Exercise: A word-for-word repetition of the records beneath this task is the expected answer.

** Opening Data shown block **

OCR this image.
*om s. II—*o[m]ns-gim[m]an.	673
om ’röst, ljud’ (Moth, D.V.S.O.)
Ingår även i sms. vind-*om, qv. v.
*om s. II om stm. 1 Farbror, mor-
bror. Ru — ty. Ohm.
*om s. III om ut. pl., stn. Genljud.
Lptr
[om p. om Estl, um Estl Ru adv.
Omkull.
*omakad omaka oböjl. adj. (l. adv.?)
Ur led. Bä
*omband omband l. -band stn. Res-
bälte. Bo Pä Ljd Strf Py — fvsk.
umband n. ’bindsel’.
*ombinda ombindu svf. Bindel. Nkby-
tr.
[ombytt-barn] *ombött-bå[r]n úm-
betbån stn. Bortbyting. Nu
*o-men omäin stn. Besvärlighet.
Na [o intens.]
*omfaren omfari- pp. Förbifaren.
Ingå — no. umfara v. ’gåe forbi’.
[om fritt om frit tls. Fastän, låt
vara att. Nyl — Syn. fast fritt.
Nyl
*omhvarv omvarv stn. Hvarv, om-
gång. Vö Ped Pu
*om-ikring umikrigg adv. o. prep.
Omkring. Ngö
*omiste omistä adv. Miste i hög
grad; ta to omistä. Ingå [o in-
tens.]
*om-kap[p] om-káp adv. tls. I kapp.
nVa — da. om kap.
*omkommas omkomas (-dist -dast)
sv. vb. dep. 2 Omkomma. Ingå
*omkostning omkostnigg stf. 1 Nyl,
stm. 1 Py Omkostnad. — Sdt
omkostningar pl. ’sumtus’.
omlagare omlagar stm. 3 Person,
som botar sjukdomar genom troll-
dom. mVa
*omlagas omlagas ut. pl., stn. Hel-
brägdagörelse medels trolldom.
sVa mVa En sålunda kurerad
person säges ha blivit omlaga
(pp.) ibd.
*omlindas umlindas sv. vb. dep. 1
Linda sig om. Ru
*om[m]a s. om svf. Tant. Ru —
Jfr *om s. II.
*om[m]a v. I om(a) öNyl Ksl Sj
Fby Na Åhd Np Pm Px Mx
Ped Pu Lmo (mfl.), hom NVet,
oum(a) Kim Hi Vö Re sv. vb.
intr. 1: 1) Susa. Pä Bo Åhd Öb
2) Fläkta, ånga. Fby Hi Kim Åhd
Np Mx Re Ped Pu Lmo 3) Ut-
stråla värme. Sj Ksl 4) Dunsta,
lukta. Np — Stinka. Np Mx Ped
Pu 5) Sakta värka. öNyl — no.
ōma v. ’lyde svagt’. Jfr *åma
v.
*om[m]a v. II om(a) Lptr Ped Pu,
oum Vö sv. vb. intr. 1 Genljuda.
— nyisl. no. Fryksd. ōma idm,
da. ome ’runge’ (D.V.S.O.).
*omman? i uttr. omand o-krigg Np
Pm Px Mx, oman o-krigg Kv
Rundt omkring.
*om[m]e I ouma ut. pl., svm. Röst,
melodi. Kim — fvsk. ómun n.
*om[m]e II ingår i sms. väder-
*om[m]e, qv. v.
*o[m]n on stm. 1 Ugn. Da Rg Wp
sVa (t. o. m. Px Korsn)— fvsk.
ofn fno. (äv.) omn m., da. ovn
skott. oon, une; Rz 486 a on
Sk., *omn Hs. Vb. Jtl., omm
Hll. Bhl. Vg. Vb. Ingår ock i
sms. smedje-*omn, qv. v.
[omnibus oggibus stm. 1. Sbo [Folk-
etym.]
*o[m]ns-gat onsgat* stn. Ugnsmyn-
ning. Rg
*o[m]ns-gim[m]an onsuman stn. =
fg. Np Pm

** Closing Data shown block **

Final answer:
OCR this image.
*om s. II—*o[m]ns-gim[m]an.	673
om ’röst, ljud’ (Moth, D.V.S.O.)
Ingår även i sms. vind-*om, qv. v.
*om s. II om stm. 1 Farbror, mor-
bror. Ru — ty. Ohm.
*om s. III om ut. pl., stn. Genljud.
Lptr
[om p. om Estl, um Estl Ru adv.
Omkull.
*omakad omaka oböjl. adj. (l. adv.?)
Ur led. Bä
*omband omband l. -band stn. Res-
bälte. Bo Pä Ljd Strf Py — fvsk.
umband n. ’bindsel’.
*ombinda ombindu svf. Bindel. Nkby-
tr.
[ombytt-barn] *ombött-bå[r]n úm-
betbån stn. Bortbyting. Nu
*o-men omäin stn. Besvärlighet.
Na [o intens.]
*omfaren omfari- pp. Förbifaren.
Ingå — no. umfara v. ’gåe forbi’.
[om fritt om frit tls. Fastän, låt
vara att. Nyl — Syn. fast fritt.
Nyl
*omhvarv omvarv stn. Hvarv, om-
gång. Vö Ped Pu
*om-ikring umikrigg adv. o. prep.
Omkring. Ngö
*omiste omistä adv. Miste i hög
grad; ta to omistä. Ingå [o in-
tens.]
*om-kap[p] om-káp adv. tls. I kapp.
nVa — da. om kap.
*omkommas omkomas (-dist -dast)
sv. vb. dep. 2 Omkomma. Ingå
*omkostning omkostnigg stf. 1 Nyl,
stm. 1 Py Omkostnad. — Sdt
omkostningar pl. ’sumtus’.
omlagare omlagar stm. 3 Person,
som botar sjukdomar genom troll-
dom. mVa
*omlagas omlagas ut. pl., stn. Hel-
brägdagörelse medels trolldom.
sVa mVa En sålunda kurerad
person säges ha blivit omlaga
(pp.) ibd.
*omlindas umlindas sv. vb. dep. 1
Linda sig om. Ru
*om[m]a s. om svf. Tant. Ru —
Jfr *om s. II.
*om[m]a v. I om(a) öNyl Ksl Sj
Fby Na Åhd Np Pm Px Mx
Ped Pu Lmo (mfl.), hom NVet,
oum(a) Kim Hi Vö Re sv. vb.
intr. 1: 1) Susa. Pä Bo Åhd Öb
2) Fläkta, ånga. Fby Hi Kim Åhd
Np Mx Re Ped Pu Lmo 3) Ut-
stråla värme. Sj Ksl 4) Dunsta,
lukta. Np — Stinka. Np Mx Ped
Pu 5) Sakta värka. öNyl — no.
ōma v. ’lyde svagt’. Jfr *åma
v.
*om[m]a v. II om(a) Lptr Ped Pu,
oum Vö sv. vb. intr. 1 Genljuda.
— nyisl. no. Fryksd. ōma idm,
da. ome ’runge’ (D.V.S.O.).
*omman? i uttr. omand o-krigg Np
Pm Px Mx, oman o-krigg Kv
Rundt omkring.
*om[m]e I ouma ut. pl., svm. Röst,
melodi. Kim — fvsk. ómun n.
*om[m]e II ingår i sms. väder-
*om[m]e, qv. v.
*o[m]n on stm. 1 Ugn. Da Rg Wp
sVa (t. o. m. Px Korsn)— fvsk.
ofn fno. (äv.) omn m., da. ovn
skott. oon, une; Rz 486 a on
Sk., *omn Hs. Vb. Jtl., omm
Hll. Bhl. Vg. Vb. Ingår ock i
sms. smedje-*omn, qv. v.
[omnibus oggibus stm. 1. Sbo [Folk-
etym.]
*o[m]ns-gat onsgat* stn. Ugnsmyn-
ning. Rg
*o[m]ns-gim[m]an onsuman stn. =
fg. Np Pm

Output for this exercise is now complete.